WHAT YOU HAVE TO DO
All lines featuring the string "color" are to be listed.

DATA SHOWN
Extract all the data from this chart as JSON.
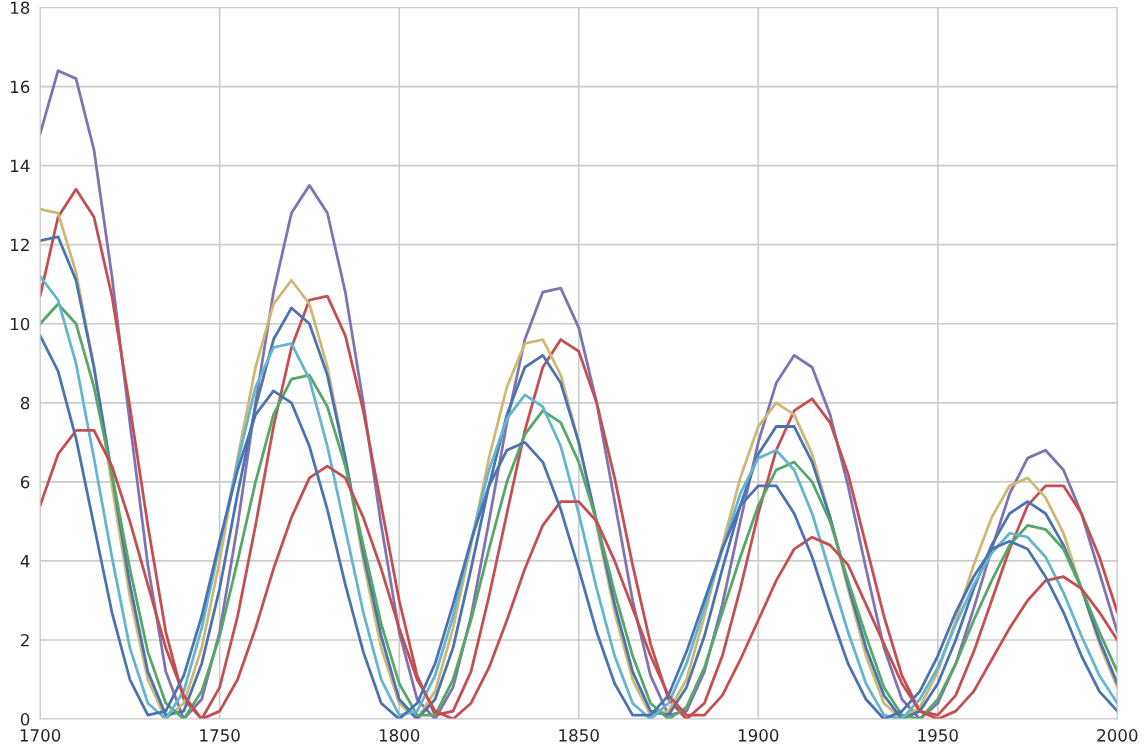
{
  "chart_data": {
    "type": "line",
    "x": [
      1700,
      1705,
      1710,
      1715,
      1720,
      1725,
      1730,
      1735,
      1740,
      1745,
      1750,
      1755,
      1760,
      1765,
      1770,
      1775,
      1780,
      1785,
      1790,
      1795,
      1800,
      1805,
      1810,
      1815,
      1820,
      1825,
      1830,
      1835,
      1840,
      1845,
      1850,
      1855,
      1860,
      1865,
      1870,
      1875,
      1880,
      1885,
      1890,
      1895,
      1900,
      1905,
      1910,
      1915,
      1920,
      1925,
      1930,
      1935,
      1940,
      1945,
      1950,
      1955,
      1960,
      1965,
      1970,
      1975,
      1980,
      1985,
      1990,
      1995,
      2000
    ],
    "series": [
      {
        "color": "#8172b2",
        "values": [
          14.8,
          16.4,
          16.2,
          14.4,
          11.2,
          7.5,
          3.9,
          1.2,
          0.0,
          0.5,
          2.2,
          4.9,
          8.0,
          10.8,
          12.8,
          13.5,
          12.8,
          10.8,
          8.0,
          4.9,
          2.2,
          0.5,
          0.0,
          0.8,
          2.6,
          5.0,
          7.5,
          9.6,
          10.8,
          10.9,
          9.9,
          8.0,
          5.5,
          3.0,
          1.1,
          0.1,
          0.2,
          1.2,
          2.9,
          5.0,
          7.0,
          8.5,
          9.2,
          8.9,
          7.7,
          5.9,
          3.8,
          1.8,
          0.5,
          0.0,
          0.4,
          1.4,
          2.8,
          4.3,
          5.7,
          6.6,
          6.8,
          6.3,
          5.2,
          3.7,
          2.2
        ]
      },
      {
        "color": "#c44e52",
        "values": [
          10.7,
          12.7,
          13.4,
          12.7,
          10.7,
          7.9,
          4.9,
          2.2,
          0.5,
          0.0,
          0.8,
          2.6,
          4.9,
          7.4,
          9.4,
          10.6,
          10.7,
          9.7,
          7.8,
          5.4,
          3.0,
          1.1,
          0.1,
          0.2,
          1.2,
          3.1,
          5.2,
          7.3,
          8.9,
          9.6,
          9.3,
          8.0,
          6.1,
          3.9,
          1.9,
          0.5,
          0.0,
          0.4,
          1.6,
          3.3,
          5.2,
          6.8,
          7.8,
          8.1,
          7.5,
          6.2,
          4.4,
          2.6,
          1.1,
          0.2,
          0.1,
          0.6,
          1.7,
          3.0,
          4.3,
          5.4,
          5.9,
          5.9,
          5.2,
          4.1,
          2.7
        ]
      },
      {
        "color": "#ccb974",
        "values": [
          12.9,
          12.8,
          11.3,
          8.9,
          5.9,
          3.1,
          1.0,
          0.0,
          0.4,
          1.8,
          4.0,
          6.6,
          8.9,
          10.5,
          11.1,
          10.5,
          8.9,
          6.6,
          4.0,
          1.8,
          0.4,
          0.0,
          0.7,
          2.3,
          4.4,
          6.6,
          8.4,
          9.5,
          9.6,
          8.7,
          7.0,
          4.9,
          2.7,
          1.0,
          0.1,
          0.2,
          1.0,
          2.6,
          4.4,
          6.1,
          7.4,
          8.0,
          7.7,
          6.7,
          5.1,
          3.3,
          1.6,
          0.4,
          0.0,
          0.3,
          1.2,
          2.5,
          3.9,
          5.1,
          5.9,
          6.1,
          5.6,
          4.7,
          3.3,
          1.9,
          0.8
        ]
      },
      {
        "color": "#4c72b0",
        "values": [
          12.1,
          12.2,
          11.1,
          8.9,
          6.2,
          3.4,
          1.2,
          0.1,
          0.2,
          1.4,
          3.3,
          5.7,
          7.9,
          9.6,
          10.4,
          10.0,
          8.7,
          6.6,
          4.2,
          2.1,
          0.5,
          0.0,
          0.5,
          1.8,
          3.8,
          5.9,
          7.7,
          8.9,
          9.2,
          8.5,
          7.0,
          5.0,
          2.9,
          1.2,
          0.2,
          0.1,
          0.8,
          2.1,
          3.8,
          5.4,
          6.7,
          7.4,
          7.4,
          6.5,
          5.1,
          3.4,
          1.8,
          0.6,
          0.0,
          0.2,
          0.9,
          2.0,
          3.3,
          4.4,
          5.2,
          5.5,
          5.2,
          4.4,
          3.3,
          2.0,
          0.9
        ]
      },
      {
        "color": "#55a868",
        "values": [
          10.0,
          10.5,
          10.0,
          8.4,
          6.2,
          3.8,
          1.7,
          0.4,
          0.0,
          0.7,
          2.1,
          4.0,
          6.0,
          7.7,
          8.6,
          8.7,
          7.9,
          6.4,
          4.4,
          2.4,
          0.9,
          0.1,
          0.1,
          1.0,
          2.5,
          4.3,
          6.0,
          7.2,
          7.8,
          7.5,
          6.5,
          5.0,
          3.2,
          1.6,
          0.4,
          0.0,
          0.3,
          1.3,
          2.7,
          4.1,
          5.4,
          6.3,
          6.5,
          6.0,
          5.0,
          3.5,
          2.1,
          0.8,
          0.1,
          0.0,
          0.5,
          1.4,
          2.5,
          3.5,
          4.4,
          4.9,
          4.8,
          4.3,
          3.3,
          2.2,
          1.2
        ]
      },
      {
        "color": "#64b5cd",
        "values": [
          11.2,
          10.6,
          9.0,
          6.6,
          4.1,
          1.8,
          0.4,
          0.0,
          0.7,
          2.3,
          4.4,
          6.5,
          8.4,
          9.4,
          9.5,
          8.6,
          6.9,
          4.8,
          2.7,
          1.0,
          0.1,
          0.2,
          1.1,
          2.6,
          4.5,
          6.3,
          7.6,
          8.2,
          7.9,
          6.9,
          5.2,
          3.3,
          1.6,
          0.4,
          0.0,
          0.4,
          1.4,
          2.8,
          4.3,
          5.7,
          6.6,
          6.8,
          6.3,
          5.2,
          3.7,
          2.2,
          0.9,
          0.1,
          0.0,
          0.5,
          1.3,
          2.4,
          3.4,
          4.2,
          4.7,
          4.6,
          4.1,
          3.2,
          2.1,
          1.1,
          0.4
        ]
      },
      {
        "color": "#c44e52",
        "values": [
          5.4,
          6.7,
          7.3,
          7.3,
          6.4,
          5.0,
          3.4,
          1.8,
          0.6,
          0.0,
          0.2,
          1.0,
          2.3,
          3.8,
          5.1,
          6.1,
          6.4,
          6.1,
          5.1,
          3.8,
          2.3,
          1.0,
          0.2,
          0.0,
          0.4,
          1.3,
          2.5,
          3.8,
          4.9,
          5.5,
          5.5,
          5.0,
          4.0,
          2.8,
          1.6,
          0.6,
          0.1,
          0.1,
          0.6,
          1.5,
          2.5,
          3.5,
          4.3,
          4.6,
          4.4,
          3.9,
          2.9,
          1.9,
          0.9,
          0.2,
          0.0,
          0.2,
          0.7,
          1.5,
          2.3,
          3.0,
          3.5,
          3.6,
          3.3,
          2.7,
          2.0
        ]
      },
      {
        "color": "#4c72b0",
        "values": [
          9.7,
          8.8,
          7.1,
          4.9,
          2.7,
          1.0,
          0.1,
          0.2,
          1.1,
          2.6,
          4.5,
          6.3,
          7.7,
          8.3,
          8.0,
          6.9,
          5.3,
          3.4,
          1.7,
          0.4,
          0.0,
          0.4,
          1.4,
          2.9,
          4.5,
          5.9,
          6.8,
          7.0,
          6.5,
          5.3,
          3.8,
          2.2,
          0.9,
          0.1,
          0.1,
          0.6,
          1.7,
          3.0,
          4.3,
          5.4,
          5.9,
          5.9,
          5.2,
          4.1,
          2.7,
          1.4,
          0.5,
          0.0,
          0.2,
          0.7,
          1.6,
          2.7,
          3.6,
          4.3,
          4.5,
          4.3,
          3.6,
          2.7,
          1.6,
          0.7,
          0.2
        ]
      }
    ],
    "xlim": [
      1700,
      2000
    ],
    "xticks": [
      1700,
      1750,
      1800,
      1850,
      1900,
      1950,
      2000
    ],
    "ylim": [
      0,
      18
    ],
    "yticks": [
      0,
      2,
      4,
      6,
      8,
      10,
      12,
      14,
      16,
      18
    ],
    "grid": true,
    "legend": false
  }
}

REPLY
        "color": "#8172b2",
        "color": "#c44e52",
        "color": "#ccb974",
        "color": "#4c72b0",
        "color": "#55a868",
        "color": "#64b5cd",
        "color": "#c44e52",
        "color": "#4c72b0",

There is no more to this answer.